Record set:
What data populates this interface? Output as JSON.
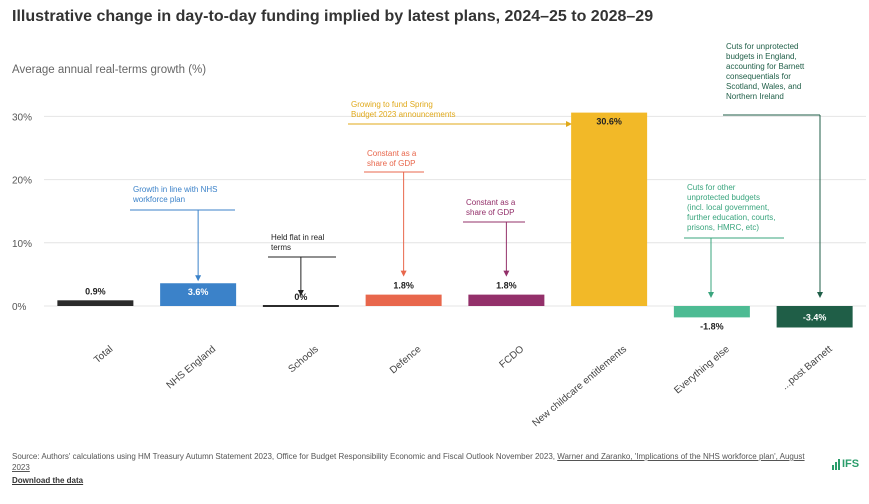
{
  "header": {
    "title": "Illustrative change in day-to-day funding implied by latest plans, 2024–25 to 2028–29",
    "subtitle": "Average annual real-terms growth (%)"
  },
  "chart_data": {
    "type": "bar",
    "categories": [
      "Total",
      "NHS England",
      "Schools",
      "Defence",
      "FCDO",
      "New childcare entitlements",
      "Everything else",
      "...post Barnett"
    ],
    "values": [
      0.9,
      3.6,
      0,
      1.8,
      1.8,
      30.6,
      -1.8,
      -3.4
    ],
    "value_labels": [
      "0.9%",
      "3.6%",
      "0%",
      "1.8%",
      "1.8%",
      "30.6%",
      "-1.8%",
      "-3.4%"
    ],
    "colors": [
      "#2b2b2b",
      "#3b82c9",
      "#2b2b2b",
      "#e8674c",
      "#93306a",
      "#f2b928",
      "#4dbb93",
      "#1f5e47"
    ],
    "ylim": [
      -5,
      33
    ],
    "yticks": [
      0,
      10,
      20,
      30
    ],
    "ytick_labels": [
      "0%",
      "10%",
      "20%",
      "30%"
    ],
    "grid": true,
    "annotations": [
      {
        "category": "NHS England",
        "text": [
          "Growth in line with NHS",
          "workforce plan"
        ],
        "color": "#3b82c9"
      },
      {
        "category": "Schools",
        "text": [
          "Held flat in real",
          "terms"
        ],
        "color": "#222222"
      },
      {
        "category": "Defence",
        "text": [
          "Constant as a",
          "share of GDP"
        ],
        "color": "#e8674c"
      },
      {
        "category": "FCDO",
        "text": [
          "Constant as a",
          "share of GDP"
        ],
        "color": "#93306a"
      },
      {
        "category": "New childcare entitlements",
        "text": [
          "Growing to fund Spring",
          "Budget 2023 announcements"
        ],
        "color": "#e0a91a"
      },
      {
        "category": "Everything else",
        "text": [
          "Cuts for other",
          "unprotected budgets",
          "(incl. local government,",
          "further education, courts,",
          "prisons, HMRC, etc)"
        ],
        "color": "#3aa57e"
      },
      {
        "category": "...post Barnett",
        "text": [
          "Cuts for unprotected",
          "budgets in England,",
          "accounting for Barnett",
          "consequentials for",
          "Scotland, Wales, and",
          "Northern Ireland"
        ],
        "color": "#1f5e47"
      }
    ]
  },
  "footer": {
    "source_prefix": "Source: Authors' calculations using HM Treasury Autumn Statement 2023, Office for Budget Responsibility Economic and Fiscal Outlook November 2023, ",
    "source_link": "Warner and Zaranko, 'Implications of the NHS workforce plan', August 2023",
    "download": "Download the data",
    "logo": "IFS"
  }
}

Task requirements: Reproduce the full material exactly, excluding the pictures.

Final answer:
What data populates this interface? Output as JSON.
{
  "header": {
    "title": "Illustrative change in day-to-day funding implied by latest plans, 2024–25 to 2028–29",
    "subtitle": "Average annual real-terms growth (%)"
  },
  "chart_data": {
    "type": "bar",
    "categories": [
      "Total",
      "NHS England",
      "Schools",
      "Defence",
      "FCDO",
      "New childcare entitlements",
      "Everything else",
      "...post Barnett"
    ],
    "values": [
      0.9,
      3.6,
      0,
      1.8,
      1.8,
      30.6,
      -1.8,
      -3.4
    ],
    "value_labels": [
      "0.9%",
      "3.6%",
      "0%",
      "1.8%",
      "1.8%",
      "30.6%",
      "-1.8%",
      "-3.4%"
    ],
    "colors": [
      "#2b2b2b",
      "#3b82c9",
      "#2b2b2b",
      "#e8674c",
      "#93306a",
      "#f2b928",
      "#4dbb93",
      "#1f5e47"
    ],
    "ylim": [
      -5,
      33
    ],
    "yticks": [
      0,
      10,
      20,
      30
    ],
    "ytick_labels": [
      "0%",
      "10%",
      "20%",
      "30%"
    ],
    "grid": true,
    "annotations": [
      {
        "category": "NHS England",
        "text": [
          "Growth in line with NHS",
          "workforce plan"
        ],
        "color": "#3b82c9"
      },
      {
        "category": "Schools",
        "text": [
          "Held flat in real",
          "terms"
        ],
        "color": "#222222"
      },
      {
        "category": "Defence",
        "text": [
          "Constant as a",
          "share of GDP"
        ],
        "color": "#e8674c"
      },
      {
        "category": "FCDO",
        "text": [
          "Constant as a",
          "share of GDP"
        ],
        "color": "#93306a"
      },
      {
        "category": "New childcare entitlements",
        "text": [
          "Growing to fund Spring",
          "Budget 2023 announcements"
        ],
        "color": "#e0a91a"
      },
      {
        "category": "Everything else",
        "text": [
          "Cuts for other",
          "unprotected budgets",
          "(incl. local government,",
          "further education, courts,",
          "prisons, HMRC, etc)"
        ],
        "color": "#3aa57e"
      },
      {
        "category": "...post Barnett",
        "text": [
          "Cuts for unprotected",
          "budgets in England,",
          "accounting for Barnett",
          "consequentials for",
          "Scotland, Wales, and",
          "Northern Ireland"
        ],
        "color": "#1f5e47"
      }
    ]
  },
  "footer": {
    "source_prefix": "Source: Authors' calculations using HM Treasury Autumn Statement 2023, Office for Budget Responsibility Economic and Fiscal Outlook November 2023, ",
    "source_link": "Warner and Zaranko, 'Implications of the NHS workforce plan', August 2023",
    "download": "Download the data",
    "logo": "IFS"
  }
}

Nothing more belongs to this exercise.